--- start Source data ---

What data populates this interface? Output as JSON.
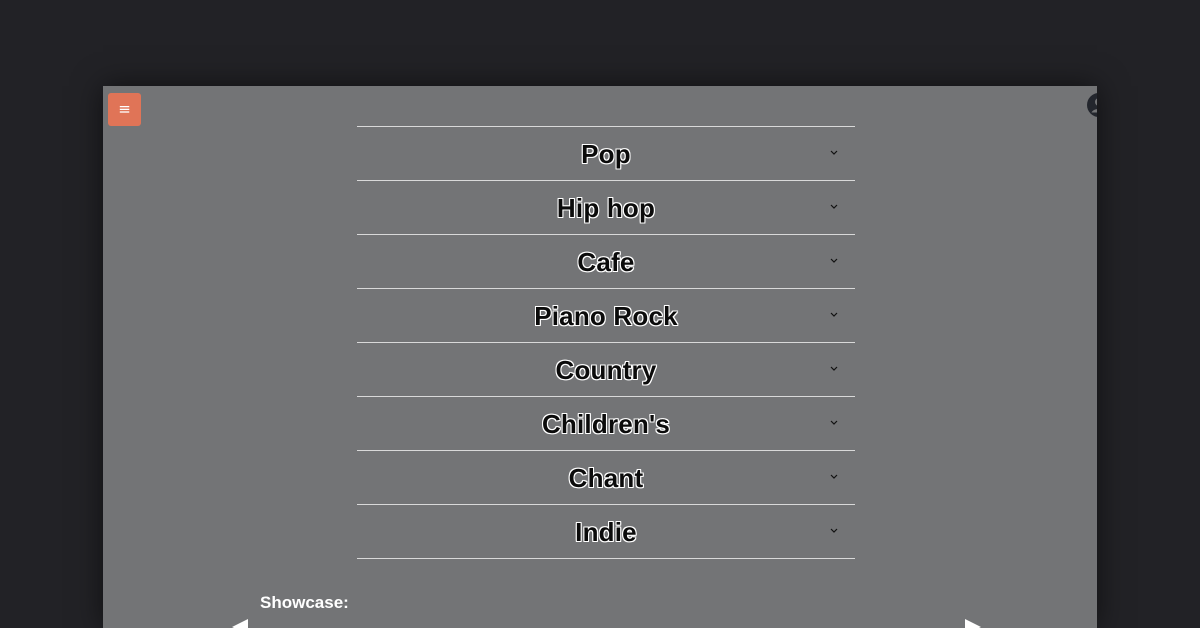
{
  "header": {
    "menu_icon": "hamburger-menu-icon",
    "menu_glyph": "≡",
    "menu_color": "#e07457",
    "user_icon": "user-avatar-icon"
  },
  "genres": [
    {
      "label": "Pop"
    },
    {
      "label": "Hip hop"
    },
    {
      "label": "Cafe"
    },
    {
      "label": "Piano Rock"
    },
    {
      "label": "Country"
    },
    {
      "label": "Children's"
    },
    {
      "label": "Chant"
    },
    {
      "label": "Indie"
    }
  ],
  "genre_expand_icon": "chevron-down-icon",
  "showcase": {
    "label": "Showcase:",
    "prev_icon": "triangle-left-icon",
    "next_icon": "triangle-right-icon"
  },
  "colors": {
    "page_background": "#222226",
    "panel_background": "#737476",
    "divider": "#d9d9d9"
  }
}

--- end Source data ---

Written request: Return from the data every line that holds "triangle".

The output:
    "prev_icon": "triangle-left-icon",
    "next_icon": "triangle-right-icon"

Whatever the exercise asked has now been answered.